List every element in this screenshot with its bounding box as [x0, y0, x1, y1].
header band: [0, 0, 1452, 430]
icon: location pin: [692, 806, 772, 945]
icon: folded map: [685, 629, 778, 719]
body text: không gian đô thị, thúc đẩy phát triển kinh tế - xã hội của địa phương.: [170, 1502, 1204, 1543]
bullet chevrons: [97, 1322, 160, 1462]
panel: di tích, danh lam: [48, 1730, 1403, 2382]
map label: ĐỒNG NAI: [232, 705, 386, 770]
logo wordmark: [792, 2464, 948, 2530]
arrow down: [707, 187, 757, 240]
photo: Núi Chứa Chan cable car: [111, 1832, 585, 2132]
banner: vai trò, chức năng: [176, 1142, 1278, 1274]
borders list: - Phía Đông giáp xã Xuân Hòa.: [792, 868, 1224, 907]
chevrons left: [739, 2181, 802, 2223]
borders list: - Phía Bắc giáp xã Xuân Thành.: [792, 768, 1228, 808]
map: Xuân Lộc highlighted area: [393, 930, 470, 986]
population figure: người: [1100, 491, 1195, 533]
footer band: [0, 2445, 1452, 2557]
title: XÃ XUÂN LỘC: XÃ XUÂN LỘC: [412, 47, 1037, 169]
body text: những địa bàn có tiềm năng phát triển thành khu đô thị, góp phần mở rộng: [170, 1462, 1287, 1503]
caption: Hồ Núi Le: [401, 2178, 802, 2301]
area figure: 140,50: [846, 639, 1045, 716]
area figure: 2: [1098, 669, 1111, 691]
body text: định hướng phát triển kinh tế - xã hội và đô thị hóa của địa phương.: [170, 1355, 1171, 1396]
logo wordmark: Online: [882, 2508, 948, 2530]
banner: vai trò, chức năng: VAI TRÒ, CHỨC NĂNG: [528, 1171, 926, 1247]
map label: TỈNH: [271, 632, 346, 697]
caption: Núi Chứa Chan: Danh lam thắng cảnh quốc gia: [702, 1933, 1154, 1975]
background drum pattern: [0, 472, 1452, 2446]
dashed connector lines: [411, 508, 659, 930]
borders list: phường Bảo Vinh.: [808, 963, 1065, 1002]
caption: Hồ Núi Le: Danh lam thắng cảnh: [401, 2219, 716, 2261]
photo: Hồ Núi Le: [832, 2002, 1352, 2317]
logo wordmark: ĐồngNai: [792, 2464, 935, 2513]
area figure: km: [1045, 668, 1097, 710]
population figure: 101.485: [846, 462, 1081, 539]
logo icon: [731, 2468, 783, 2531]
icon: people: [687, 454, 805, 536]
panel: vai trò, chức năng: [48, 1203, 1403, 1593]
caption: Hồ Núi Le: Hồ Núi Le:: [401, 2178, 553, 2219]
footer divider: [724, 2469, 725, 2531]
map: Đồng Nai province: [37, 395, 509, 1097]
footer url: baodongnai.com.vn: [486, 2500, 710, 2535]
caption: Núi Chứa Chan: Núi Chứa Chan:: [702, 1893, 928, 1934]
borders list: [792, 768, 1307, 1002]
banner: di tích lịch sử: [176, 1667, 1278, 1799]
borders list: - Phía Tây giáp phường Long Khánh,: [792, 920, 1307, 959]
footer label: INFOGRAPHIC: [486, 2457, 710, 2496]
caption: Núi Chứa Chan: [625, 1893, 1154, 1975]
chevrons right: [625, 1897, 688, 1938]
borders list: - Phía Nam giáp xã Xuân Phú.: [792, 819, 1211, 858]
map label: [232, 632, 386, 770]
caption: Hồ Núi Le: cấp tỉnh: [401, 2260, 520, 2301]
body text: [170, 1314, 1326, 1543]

__WHAT THE TASK ASKS__. Reproduce every line of the material above without changing anything.

__RESULT FOR THIS EXERCISE__.
List every element in this screenshot with its bounding box as [x0, y0, x1, y1].
header band: [0, 0, 1452, 430]
icon: location pin: [692, 806, 772, 945]
icon: folded map: [685, 629, 778, 719]
body text: không gian đô thị, thúc đẩy phát triển kinh tế - xã hội của địa phương.: [170, 1502, 1204, 1543]
bullet chevrons: [97, 1322, 160, 1462]
panel: di tích, danh lam: [48, 1730, 1403, 2382]
map label: ĐỒNG NAI: [232, 705, 386, 770]
logo wordmark: [792, 2464, 948, 2530]
arrow down: [707, 187, 757, 240]
photo: Núi Chứa Chan cable car: [111, 1832, 585, 2132]
banner: vai trò, chức năng: [176, 1142, 1278, 1274]
borders list: - Phía Đông giáp xã Xuân Hòa.: [792, 868, 1224, 907]
chevrons left: [739, 2181, 802, 2223]
borders list: - Phía Bắc giáp xã Xuân Thành.: [792, 768, 1228, 808]
map: Xuân Lộc highlighted area: [393, 930, 470, 986]
population figure: người: [1100, 491, 1195, 533]
footer band: [0, 2445, 1452, 2557]
title: XÃ XUÂN LỘC: XÃ XUÂN LỘC: [412, 47, 1037, 169]
body text: những địa bàn có tiềm năng phát triển thành khu đô thị, góp phần mở rộng: [170, 1462, 1287, 1503]
caption: Hồ Núi Le: [401, 2178, 802, 2301]
area figure: 140,50: [846, 639, 1045, 716]
area figure: 2: [1098, 669, 1111, 691]
body text: định hướng phát triển kinh tế - xã hội và đô thị hóa của địa phương.: [170, 1355, 1171, 1396]
logo wordmark: Online: [882, 2508, 948, 2530]
banner: vai trò, chức năng: VAI TRÒ, CHỨC NĂNG: [528, 1171, 926, 1247]
map label: TỈNH: [271, 632, 346, 697]
caption: Núi Chứa Chan: Danh lam thắng cảnh quốc gia: [702, 1933, 1154, 1975]
background drum pattern: [0, 472, 1452, 2446]
dashed connector lines: [411, 508, 659, 930]
borders list: phường Bảo Vinh.: [808, 963, 1065, 1002]
caption: Hồ Núi Le: Danh lam thắng cảnh: [401, 2219, 716, 2261]
photo: Hồ Núi Le: [832, 2002, 1352, 2317]
logo wordmark: ĐồngNai: [792, 2464, 935, 2513]
area figure: km: [1045, 668, 1097, 710]
population figure: 101.485: [846, 462, 1081, 539]
logo icon: [731, 2468, 783, 2531]
icon: people: [687, 454, 805, 536]
panel: vai trò, chức năng: [48, 1203, 1403, 1593]
caption: Hồ Núi Le: Hồ Núi Le:: [401, 2178, 553, 2219]
footer divider: [724, 2469, 725, 2531]
map: Đồng Nai province: [37, 395, 509, 1097]
footer url: baodongnai.com.vn: [486, 2500, 710, 2535]
caption: Núi Chứa Chan: Núi Chứa Chan:: [702, 1893, 928, 1934]
borders list: [792, 768, 1307, 1002]
banner: di tích lịch sử: [176, 1667, 1278, 1799]
borders list: - Phía Tây giáp phường Long Khánh,: [792, 920, 1307, 959]
footer label: INFOGRAPHIC: [486, 2457, 710, 2496]
caption: Núi Chứa Chan: [625, 1893, 1154, 1975]
chevrons right: [625, 1897, 688, 1938]
borders list: - Phía Nam giáp xã Xuân Phú.: [792, 819, 1211, 858]
map label: [232, 632, 386, 770]
caption: Hồ Núi Le: cấp tỉnh: [401, 2260, 520, 2301]
body text: [170, 1314, 1326, 1543]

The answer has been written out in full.